Write out the data again exactly, skipping every picture.

BEGIN

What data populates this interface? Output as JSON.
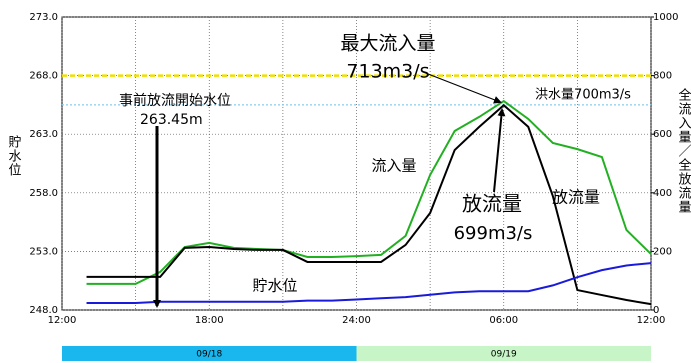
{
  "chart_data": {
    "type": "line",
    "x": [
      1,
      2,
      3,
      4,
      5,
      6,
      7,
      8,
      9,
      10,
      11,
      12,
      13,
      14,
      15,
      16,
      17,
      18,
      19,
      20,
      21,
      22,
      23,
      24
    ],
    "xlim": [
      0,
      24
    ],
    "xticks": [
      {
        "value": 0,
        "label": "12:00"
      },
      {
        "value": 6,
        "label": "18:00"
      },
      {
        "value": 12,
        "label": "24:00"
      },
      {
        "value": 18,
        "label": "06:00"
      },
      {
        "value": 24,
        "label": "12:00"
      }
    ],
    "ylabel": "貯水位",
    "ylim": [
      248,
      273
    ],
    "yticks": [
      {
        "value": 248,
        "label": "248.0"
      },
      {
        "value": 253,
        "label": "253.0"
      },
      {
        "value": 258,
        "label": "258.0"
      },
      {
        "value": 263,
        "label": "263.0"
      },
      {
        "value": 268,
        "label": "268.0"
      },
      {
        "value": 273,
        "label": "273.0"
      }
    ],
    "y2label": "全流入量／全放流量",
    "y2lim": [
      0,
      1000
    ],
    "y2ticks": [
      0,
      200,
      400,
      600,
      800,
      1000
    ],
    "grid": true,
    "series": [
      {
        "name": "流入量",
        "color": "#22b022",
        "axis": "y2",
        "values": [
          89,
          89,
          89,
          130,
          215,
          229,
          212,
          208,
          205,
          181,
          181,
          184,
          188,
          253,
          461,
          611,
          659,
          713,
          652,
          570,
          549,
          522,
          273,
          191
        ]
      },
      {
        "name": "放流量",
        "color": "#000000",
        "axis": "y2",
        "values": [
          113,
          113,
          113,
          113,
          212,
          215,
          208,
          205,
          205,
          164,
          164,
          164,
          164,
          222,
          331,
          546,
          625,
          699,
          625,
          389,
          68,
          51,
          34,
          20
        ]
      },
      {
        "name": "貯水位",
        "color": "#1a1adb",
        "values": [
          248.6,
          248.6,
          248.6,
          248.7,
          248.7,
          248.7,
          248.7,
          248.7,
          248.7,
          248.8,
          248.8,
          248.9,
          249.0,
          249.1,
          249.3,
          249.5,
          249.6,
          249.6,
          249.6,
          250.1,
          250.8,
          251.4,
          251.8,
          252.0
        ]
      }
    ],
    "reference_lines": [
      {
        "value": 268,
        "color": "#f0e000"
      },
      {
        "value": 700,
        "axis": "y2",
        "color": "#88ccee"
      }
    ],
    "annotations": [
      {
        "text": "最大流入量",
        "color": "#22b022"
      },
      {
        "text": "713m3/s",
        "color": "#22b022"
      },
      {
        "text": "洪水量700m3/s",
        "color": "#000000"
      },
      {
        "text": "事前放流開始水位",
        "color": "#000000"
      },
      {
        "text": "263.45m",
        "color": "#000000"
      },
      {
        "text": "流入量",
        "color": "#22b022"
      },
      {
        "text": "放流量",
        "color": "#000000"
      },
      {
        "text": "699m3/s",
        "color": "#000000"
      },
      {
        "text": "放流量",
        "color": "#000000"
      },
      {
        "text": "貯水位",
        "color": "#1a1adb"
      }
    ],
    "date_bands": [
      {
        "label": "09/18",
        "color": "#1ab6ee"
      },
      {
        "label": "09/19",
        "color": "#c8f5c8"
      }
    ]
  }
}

END

▸ **REPLY TO THE EXERCISE**:
What data populates this interface? Output as JSON.
{
  "chart_data": {
    "type": "line",
    "x": [
      1,
      2,
      3,
      4,
      5,
      6,
      7,
      8,
      9,
      10,
      11,
      12,
      13,
      14,
      15,
      16,
      17,
      18,
      19,
      20,
      21,
      22,
      23,
      24
    ],
    "xlim": [
      0,
      24
    ],
    "xticks": [
      {
        "value": 0,
        "label": "12:00"
      },
      {
        "value": 6,
        "label": "18:00"
      },
      {
        "value": 12,
        "label": "24:00"
      },
      {
        "value": 18,
        "label": "06:00"
      },
      {
        "value": 24,
        "label": "12:00"
      }
    ],
    "ylabel": "貯水位",
    "ylim": [
      248,
      273
    ],
    "yticks": [
      {
        "value": 248,
        "label": "248.0"
      },
      {
        "value": 253,
        "label": "253.0"
      },
      {
        "value": 258,
        "label": "258.0"
      },
      {
        "value": 263,
        "label": "263.0"
      },
      {
        "value": 268,
        "label": "268.0"
      },
      {
        "value": 273,
        "label": "273.0"
      }
    ],
    "y2label": "全流入量／全放流量",
    "y2lim": [
      0,
      1000
    ],
    "y2ticks": [
      0,
      200,
      400,
      600,
      800,
      1000
    ],
    "grid": true,
    "series": [
      {
        "name": "流入量",
        "color": "#22b022",
        "axis": "y2",
        "values": [
          89,
          89,
          89,
          130,
          215,
          229,
          212,
          208,
          205,
          181,
          181,
          184,
          188,
          253,
          461,
          611,
          659,
          713,
          652,
          570,
          549,
          522,
          273,
          191
        ]
      },
      {
        "name": "放流量",
        "color": "#000000",
        "axis": "y2",
        "values": [
          113,
          113,
          113,
          113,
          212,
          215,
          208,
          205,
          205,
          164,
          164,
          164,
          164,
          222,
          331,
          546,
          625,
          699,
          625,
          389,
          68,
          51,
          34,
          20
        ]
      },
      {
        "name": "貯水位",
        "color": "#1a1adb",
        "values": [
          248.6,
          248.6,
          248.6,
          248.7,
          248.7,
          248.7,
          248.7,
          248.7,
          248.7,
          248.8,
          248.8,
          248.9,
          249.0,
          249.1,
          249.3,
          249.5,
          249.6,
          249.6,
          249.6,
          250.1,
          250.8,
          251.4,
          251.8,
          252.0
        ]
      }
    ],
    "reference_lines": [
      {
        "value": 268,
        "color": "#f0e000"
      },
      {
        "value": 700,
        "axis": "y2",
        "color": "#88ccee"
      }
    ],
    "annotations": [
      {
        "text": "最大流入量",
        "color": "#22b022"
      },
      {
        "text": "713m3/s",
        "color": "#22b022"
      },
      {
        "text": "洪水量700m3/s",
        "color": "#000000"
      },
      {
        "text": "事前放流開始水位",
        "color": "#000000"
      },
      {
        "text": "263.45m",
        "color": "#000000"
      },
      {
        "text": "流入量",
        "color": "#22b022"
      },
      {
        "text": "放流量",
        "color": "#000000"
      },
      {
        "text": "699m3/s",
        "color": "#000000"
      },
      {
        "text": "放流量",
        "color": "#000000"
      },
      {
        "text": "貯水位",
        "color": "#1a1adb"
      }
    ],
    "date_bands": [
      {
        "label": "09/18",
        "color": "#1ab6ee"
      },
      {
        "label": "09/19",
        "color": "#c8f5c8"
      }
    ]
  }
}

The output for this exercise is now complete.